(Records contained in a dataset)

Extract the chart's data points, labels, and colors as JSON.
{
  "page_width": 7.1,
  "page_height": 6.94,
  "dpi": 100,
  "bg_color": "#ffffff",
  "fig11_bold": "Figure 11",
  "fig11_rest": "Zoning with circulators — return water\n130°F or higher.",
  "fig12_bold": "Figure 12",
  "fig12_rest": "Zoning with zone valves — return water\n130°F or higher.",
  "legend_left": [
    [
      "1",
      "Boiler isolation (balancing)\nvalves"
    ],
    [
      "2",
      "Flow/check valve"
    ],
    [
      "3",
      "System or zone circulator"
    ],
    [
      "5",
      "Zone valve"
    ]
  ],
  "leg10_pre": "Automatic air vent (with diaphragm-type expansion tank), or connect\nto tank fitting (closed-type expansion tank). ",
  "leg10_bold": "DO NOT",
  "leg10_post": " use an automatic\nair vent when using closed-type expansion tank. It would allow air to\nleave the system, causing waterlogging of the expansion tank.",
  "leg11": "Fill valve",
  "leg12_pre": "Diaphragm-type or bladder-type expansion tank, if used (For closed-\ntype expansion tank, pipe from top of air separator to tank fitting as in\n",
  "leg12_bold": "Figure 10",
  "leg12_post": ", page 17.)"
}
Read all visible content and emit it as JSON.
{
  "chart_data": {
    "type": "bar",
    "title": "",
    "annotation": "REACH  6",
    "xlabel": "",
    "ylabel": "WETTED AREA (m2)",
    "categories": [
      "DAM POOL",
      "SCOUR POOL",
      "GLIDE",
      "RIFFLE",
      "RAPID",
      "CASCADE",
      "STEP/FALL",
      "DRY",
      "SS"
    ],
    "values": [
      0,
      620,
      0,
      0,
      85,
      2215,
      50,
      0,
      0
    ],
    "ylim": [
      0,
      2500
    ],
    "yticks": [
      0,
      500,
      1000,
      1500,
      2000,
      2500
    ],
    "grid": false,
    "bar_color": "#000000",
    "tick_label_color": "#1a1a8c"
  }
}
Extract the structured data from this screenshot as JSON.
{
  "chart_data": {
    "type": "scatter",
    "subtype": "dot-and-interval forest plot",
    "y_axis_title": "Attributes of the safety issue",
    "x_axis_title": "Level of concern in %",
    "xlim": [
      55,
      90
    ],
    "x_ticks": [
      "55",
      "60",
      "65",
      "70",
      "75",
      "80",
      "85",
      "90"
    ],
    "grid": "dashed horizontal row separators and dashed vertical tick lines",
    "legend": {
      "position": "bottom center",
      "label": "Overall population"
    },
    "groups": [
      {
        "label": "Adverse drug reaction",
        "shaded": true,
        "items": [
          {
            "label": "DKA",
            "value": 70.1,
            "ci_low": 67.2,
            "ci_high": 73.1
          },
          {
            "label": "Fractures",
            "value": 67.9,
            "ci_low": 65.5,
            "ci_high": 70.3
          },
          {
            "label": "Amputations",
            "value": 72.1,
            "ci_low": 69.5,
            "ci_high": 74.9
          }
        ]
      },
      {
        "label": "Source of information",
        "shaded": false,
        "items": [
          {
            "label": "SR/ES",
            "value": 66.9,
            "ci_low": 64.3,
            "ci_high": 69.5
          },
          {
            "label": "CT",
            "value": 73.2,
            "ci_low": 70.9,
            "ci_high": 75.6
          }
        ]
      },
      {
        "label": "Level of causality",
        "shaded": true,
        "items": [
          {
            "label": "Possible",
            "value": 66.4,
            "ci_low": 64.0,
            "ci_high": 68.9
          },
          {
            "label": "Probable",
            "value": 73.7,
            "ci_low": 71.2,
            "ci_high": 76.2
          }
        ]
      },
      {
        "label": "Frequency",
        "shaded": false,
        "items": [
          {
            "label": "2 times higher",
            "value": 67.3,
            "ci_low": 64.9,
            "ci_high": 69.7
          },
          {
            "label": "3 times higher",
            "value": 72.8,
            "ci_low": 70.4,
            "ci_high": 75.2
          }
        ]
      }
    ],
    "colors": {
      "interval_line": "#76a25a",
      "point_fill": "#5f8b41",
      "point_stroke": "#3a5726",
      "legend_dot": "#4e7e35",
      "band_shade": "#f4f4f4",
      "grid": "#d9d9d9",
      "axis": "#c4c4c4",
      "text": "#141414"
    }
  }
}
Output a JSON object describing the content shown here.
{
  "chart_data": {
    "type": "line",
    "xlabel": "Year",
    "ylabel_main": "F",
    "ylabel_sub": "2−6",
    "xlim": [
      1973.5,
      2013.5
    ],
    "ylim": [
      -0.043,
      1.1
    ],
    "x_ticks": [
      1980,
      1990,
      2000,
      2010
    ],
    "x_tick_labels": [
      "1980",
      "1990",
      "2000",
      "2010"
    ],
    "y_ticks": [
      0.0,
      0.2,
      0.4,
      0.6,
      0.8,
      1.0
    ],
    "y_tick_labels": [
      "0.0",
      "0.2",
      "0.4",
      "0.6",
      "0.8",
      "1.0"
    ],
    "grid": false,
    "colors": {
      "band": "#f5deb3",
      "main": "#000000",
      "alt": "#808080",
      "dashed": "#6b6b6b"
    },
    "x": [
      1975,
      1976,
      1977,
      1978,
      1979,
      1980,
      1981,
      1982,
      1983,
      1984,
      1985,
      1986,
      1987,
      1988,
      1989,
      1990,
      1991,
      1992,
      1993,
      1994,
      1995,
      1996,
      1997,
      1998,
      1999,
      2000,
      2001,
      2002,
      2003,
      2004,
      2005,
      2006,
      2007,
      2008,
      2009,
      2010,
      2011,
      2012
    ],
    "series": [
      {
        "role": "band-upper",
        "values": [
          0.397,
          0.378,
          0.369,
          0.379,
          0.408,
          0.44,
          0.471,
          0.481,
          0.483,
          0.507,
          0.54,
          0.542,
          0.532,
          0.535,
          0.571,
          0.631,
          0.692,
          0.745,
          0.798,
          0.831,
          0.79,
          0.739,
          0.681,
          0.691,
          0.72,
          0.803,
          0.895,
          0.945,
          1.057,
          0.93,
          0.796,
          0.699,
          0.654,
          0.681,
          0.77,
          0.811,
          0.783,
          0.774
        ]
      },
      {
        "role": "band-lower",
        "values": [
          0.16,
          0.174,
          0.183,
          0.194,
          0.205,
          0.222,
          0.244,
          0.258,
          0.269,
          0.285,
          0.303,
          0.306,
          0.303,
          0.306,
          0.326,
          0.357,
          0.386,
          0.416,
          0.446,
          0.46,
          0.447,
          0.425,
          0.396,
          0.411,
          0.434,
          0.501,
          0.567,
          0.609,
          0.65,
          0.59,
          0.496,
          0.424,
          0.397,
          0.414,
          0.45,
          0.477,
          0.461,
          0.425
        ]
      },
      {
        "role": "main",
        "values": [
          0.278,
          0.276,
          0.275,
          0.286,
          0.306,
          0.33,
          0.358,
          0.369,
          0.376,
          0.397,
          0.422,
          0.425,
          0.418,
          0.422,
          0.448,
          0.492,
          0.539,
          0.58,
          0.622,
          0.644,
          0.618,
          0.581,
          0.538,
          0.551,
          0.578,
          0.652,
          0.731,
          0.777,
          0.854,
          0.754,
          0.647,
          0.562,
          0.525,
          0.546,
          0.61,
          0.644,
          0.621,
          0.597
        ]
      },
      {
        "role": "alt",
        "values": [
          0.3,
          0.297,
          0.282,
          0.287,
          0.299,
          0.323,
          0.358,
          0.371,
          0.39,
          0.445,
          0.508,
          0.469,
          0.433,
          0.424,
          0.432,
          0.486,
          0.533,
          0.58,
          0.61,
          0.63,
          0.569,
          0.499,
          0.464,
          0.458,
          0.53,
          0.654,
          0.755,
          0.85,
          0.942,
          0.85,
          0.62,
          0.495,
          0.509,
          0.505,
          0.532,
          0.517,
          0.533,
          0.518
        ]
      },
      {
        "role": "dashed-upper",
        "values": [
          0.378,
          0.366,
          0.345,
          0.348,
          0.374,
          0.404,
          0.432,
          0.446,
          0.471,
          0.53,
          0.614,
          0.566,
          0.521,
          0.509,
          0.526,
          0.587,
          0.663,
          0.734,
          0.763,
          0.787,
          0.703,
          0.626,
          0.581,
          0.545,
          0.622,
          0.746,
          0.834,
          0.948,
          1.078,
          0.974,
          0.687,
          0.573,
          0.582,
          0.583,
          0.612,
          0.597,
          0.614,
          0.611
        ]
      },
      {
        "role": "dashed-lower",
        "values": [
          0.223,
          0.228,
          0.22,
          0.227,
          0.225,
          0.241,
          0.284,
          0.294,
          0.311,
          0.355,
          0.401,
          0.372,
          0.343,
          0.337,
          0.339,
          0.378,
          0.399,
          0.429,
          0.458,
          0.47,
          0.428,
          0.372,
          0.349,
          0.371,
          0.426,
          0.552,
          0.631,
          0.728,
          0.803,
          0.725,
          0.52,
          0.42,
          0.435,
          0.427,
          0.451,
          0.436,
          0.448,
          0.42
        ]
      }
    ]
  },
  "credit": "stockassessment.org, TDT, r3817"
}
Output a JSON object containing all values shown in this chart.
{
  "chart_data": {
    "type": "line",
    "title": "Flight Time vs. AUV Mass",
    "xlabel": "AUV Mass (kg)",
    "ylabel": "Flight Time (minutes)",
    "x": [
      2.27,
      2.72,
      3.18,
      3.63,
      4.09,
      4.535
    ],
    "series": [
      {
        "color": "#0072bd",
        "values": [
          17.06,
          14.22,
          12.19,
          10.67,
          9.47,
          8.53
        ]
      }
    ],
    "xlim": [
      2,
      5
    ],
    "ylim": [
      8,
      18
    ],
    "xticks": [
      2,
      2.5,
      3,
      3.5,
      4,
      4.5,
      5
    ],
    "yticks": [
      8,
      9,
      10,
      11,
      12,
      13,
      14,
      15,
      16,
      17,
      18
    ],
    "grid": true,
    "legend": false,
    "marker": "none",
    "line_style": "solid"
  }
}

* Aim:
Your task is to gather all lines from the entries above that hold the word "object".

* Output for this task:
Output a JSON object describing the content shown here.
Output a JSON object containing all values shown in this chart.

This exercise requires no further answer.